DATA TO PROCESS |
START

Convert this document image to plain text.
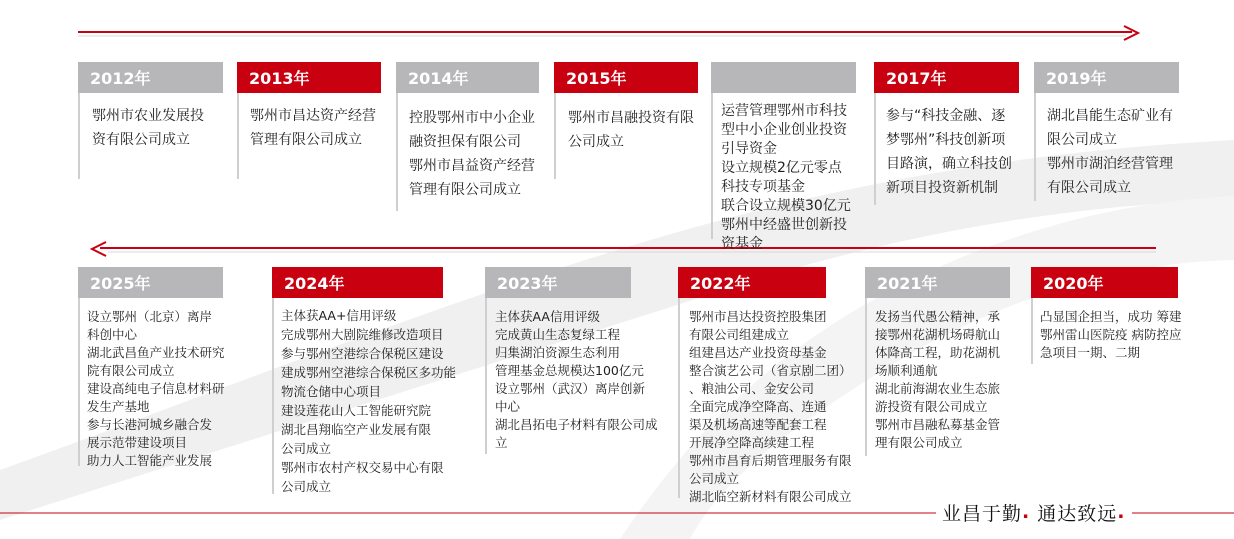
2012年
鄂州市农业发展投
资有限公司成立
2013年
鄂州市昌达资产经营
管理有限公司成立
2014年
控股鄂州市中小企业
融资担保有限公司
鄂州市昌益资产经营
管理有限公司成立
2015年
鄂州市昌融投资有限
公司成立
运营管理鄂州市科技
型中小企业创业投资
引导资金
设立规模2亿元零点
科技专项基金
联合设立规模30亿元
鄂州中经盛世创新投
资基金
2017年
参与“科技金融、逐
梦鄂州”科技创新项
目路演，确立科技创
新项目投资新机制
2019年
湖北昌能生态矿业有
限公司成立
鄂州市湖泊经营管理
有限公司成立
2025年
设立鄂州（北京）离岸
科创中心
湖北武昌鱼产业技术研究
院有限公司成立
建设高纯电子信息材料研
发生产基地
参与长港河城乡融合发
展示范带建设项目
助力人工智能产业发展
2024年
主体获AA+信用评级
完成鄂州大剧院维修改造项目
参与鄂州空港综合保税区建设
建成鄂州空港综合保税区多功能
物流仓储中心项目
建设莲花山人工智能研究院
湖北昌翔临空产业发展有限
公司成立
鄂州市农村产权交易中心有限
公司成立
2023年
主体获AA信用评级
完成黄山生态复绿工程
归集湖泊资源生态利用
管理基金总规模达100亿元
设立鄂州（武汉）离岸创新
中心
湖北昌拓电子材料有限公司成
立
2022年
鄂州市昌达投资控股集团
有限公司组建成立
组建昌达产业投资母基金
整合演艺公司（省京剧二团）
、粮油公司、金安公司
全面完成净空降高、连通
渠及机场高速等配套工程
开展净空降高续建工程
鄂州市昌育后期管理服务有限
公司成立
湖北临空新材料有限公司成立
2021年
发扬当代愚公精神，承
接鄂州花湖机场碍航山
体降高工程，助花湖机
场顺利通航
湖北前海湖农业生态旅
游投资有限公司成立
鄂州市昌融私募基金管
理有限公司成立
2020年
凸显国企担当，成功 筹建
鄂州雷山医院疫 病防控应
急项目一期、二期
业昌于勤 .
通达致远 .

END

Leave out all images, then reproduce the entries above exactly.

SOLUTION BELOW |
Convert this document image to plain text.
2012年
鄂州市农业发展投
资有限公司成立
2013年
鄂州市昌达资产经营
管理有限公司成立
2014年
控股鄂州市中小企业
融资担保有限公司
鄂州市昌益资产经营
管理有限公司成立
2015年
鄂州市昌融投资有限
公司成立
运营管理鄂州市科技
型中小企业创业投资
引导资金
设立规模2亿元零点
科技专项基金
联合设立规模30亿元
鄂州中经盛世创新投
资基金
2017年
参与“科技金融、逐
梦鄂州”科技创新项
目路演，确立科技创
新项目投资新机制
2019年
湖北昌能生态矿业有
限公司成立
鄂州市湖泊经营管理
有限公司成立
2025年
设立鄂州（北京）离岸
科创中心
湖北武昌鱼产业技术研究
院有限公司成立
建设高纯电子信息材料研
发生产基地
参与长港河城乡融合发
展示范带建设项目
助力人工智能产业发展
2024年
主体获AA+信用评级
完成鄂州大剧院维修改造项目
参与鄂州空港综合保税区建设
建成鄂州空港综合保税区多功能
物流仓储中心项目
建设莲花山人工智能研究院
湖北昌翔临空产业发展有限
公司成立
鄂州市农村产权交易中心有限
公司成立
2023年
主体获AA信用评级
完成黄山生态复绿工程
归集湖泊资源生态利用
管理基金总规模达100亿元
设立鄂州（武汉）离岸创新
中心
湖北昌拓电子材料有限公司成
立
2022年
鄂州市昌达投资控股集团
有限公司组建成立
组建昌达产业投资母基金
整合演艺公司（省京剧二团）
、粮油公司、金安公司
全面完成净空降高、连通
渠及机场高速等配套工程
开展净空降高续建工程
鄂州市昌育后期管理服务有限
公司成立
湖北临空新材料有限公司成立
2021年
发扬当代愚公精神，承
接鄂州花湖机场碍航山
体降高工程，助花湖机
场顺利通航
湖北前海湖农业生态旅
游投资有限公司成立
鄂州市昌融私募基金管
理有限公司成立
2020年
凸显国企担当，成功 筹建
鄂州雷山医院疫 病防控应
急项目一期、二期
业昌于勤 .
通达致远 .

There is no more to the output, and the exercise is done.